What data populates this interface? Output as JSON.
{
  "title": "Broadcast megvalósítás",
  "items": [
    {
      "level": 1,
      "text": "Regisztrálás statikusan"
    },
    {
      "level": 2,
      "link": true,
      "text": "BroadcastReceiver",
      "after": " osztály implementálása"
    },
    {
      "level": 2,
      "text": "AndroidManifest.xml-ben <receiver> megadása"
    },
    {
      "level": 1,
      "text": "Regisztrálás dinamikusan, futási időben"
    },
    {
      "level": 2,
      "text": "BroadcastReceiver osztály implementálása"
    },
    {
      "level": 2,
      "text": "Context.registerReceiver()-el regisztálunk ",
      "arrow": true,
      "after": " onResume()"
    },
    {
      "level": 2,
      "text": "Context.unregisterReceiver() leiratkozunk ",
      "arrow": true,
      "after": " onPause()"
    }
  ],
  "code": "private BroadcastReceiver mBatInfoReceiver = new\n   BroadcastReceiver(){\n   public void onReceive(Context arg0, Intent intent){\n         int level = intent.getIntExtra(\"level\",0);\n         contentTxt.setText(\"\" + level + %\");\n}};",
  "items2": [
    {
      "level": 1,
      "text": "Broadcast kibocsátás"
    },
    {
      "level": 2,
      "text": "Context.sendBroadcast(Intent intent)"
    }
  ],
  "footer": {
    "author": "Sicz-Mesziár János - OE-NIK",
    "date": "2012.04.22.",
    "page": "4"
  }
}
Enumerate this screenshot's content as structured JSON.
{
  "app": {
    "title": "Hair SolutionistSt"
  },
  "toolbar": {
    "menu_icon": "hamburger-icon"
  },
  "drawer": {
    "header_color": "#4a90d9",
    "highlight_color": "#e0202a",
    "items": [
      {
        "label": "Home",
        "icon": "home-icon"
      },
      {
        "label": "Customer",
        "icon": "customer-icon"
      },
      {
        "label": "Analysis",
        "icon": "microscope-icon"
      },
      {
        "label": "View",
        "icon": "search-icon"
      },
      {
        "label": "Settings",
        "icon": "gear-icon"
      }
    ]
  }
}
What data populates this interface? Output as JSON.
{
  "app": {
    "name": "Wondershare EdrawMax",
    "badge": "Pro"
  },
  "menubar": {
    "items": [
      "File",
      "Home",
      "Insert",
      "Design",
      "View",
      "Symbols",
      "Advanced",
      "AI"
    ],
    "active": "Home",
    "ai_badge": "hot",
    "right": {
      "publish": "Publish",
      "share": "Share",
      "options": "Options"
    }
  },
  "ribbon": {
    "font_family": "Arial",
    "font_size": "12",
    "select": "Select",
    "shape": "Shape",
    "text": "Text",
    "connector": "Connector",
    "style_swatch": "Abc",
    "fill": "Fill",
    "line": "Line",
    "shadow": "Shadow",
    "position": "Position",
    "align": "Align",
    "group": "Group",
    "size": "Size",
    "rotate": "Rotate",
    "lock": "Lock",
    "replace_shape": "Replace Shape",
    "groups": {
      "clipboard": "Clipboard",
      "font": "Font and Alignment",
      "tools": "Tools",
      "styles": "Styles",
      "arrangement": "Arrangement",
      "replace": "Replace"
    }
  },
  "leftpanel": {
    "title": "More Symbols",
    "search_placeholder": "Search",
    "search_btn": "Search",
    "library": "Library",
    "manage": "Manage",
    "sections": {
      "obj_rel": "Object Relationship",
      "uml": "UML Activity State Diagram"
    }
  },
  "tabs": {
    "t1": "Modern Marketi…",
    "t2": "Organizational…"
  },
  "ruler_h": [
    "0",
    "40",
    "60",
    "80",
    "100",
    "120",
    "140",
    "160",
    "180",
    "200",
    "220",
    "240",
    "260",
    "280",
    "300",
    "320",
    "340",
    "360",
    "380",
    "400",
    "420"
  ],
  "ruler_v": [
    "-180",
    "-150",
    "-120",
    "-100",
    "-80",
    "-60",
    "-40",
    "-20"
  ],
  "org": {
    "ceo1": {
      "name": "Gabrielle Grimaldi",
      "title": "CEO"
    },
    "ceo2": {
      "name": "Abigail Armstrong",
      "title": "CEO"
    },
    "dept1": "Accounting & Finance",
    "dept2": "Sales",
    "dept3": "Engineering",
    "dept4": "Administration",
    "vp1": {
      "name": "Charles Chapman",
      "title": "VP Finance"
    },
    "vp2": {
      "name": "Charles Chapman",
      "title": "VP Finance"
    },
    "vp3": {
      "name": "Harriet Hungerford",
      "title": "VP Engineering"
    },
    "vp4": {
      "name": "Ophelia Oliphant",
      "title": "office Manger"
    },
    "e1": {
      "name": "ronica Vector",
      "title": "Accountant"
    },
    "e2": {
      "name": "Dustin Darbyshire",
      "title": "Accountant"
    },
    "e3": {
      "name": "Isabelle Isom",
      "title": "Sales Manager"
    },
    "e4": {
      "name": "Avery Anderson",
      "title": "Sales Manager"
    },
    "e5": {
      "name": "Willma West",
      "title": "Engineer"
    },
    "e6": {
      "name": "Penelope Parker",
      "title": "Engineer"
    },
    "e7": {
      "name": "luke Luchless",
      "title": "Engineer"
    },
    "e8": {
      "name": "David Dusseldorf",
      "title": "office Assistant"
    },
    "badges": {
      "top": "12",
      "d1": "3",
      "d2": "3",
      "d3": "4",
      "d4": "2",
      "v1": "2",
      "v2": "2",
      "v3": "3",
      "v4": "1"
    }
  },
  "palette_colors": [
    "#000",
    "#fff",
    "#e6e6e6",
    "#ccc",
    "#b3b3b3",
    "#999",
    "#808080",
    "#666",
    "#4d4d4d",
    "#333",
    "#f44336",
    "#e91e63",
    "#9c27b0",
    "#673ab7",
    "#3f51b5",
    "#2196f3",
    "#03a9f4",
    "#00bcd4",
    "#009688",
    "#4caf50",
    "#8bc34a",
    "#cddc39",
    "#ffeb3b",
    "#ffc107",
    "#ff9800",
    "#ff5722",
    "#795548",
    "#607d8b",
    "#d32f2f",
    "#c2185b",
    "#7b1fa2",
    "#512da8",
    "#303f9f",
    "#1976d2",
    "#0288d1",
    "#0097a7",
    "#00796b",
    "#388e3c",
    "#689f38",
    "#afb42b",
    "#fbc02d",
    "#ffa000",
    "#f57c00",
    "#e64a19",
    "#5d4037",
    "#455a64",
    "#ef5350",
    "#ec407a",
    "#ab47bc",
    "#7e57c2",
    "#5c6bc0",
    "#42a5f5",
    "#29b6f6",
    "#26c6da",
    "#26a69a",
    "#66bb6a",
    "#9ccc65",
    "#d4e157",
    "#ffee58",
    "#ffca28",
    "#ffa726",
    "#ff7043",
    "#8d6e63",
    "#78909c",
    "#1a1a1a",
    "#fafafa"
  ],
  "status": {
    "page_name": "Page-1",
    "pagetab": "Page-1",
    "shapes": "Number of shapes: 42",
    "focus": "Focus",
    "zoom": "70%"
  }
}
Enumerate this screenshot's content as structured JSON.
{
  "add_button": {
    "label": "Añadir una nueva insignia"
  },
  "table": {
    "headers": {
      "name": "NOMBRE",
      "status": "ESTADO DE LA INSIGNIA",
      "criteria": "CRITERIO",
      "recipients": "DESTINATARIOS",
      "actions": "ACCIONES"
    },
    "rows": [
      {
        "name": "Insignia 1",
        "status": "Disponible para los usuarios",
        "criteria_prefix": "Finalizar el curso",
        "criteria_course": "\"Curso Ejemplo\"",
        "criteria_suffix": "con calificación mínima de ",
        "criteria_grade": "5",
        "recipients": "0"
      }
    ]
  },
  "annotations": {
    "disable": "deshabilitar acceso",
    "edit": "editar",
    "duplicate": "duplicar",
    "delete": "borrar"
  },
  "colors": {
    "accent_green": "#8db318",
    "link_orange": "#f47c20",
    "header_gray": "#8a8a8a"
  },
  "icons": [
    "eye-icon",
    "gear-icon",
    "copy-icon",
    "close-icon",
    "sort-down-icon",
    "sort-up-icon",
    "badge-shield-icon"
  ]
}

────────────────────

● To do:
Work out how many lines of the listing above include "label". Answer with the number and nothing more.

● Worked solution:
6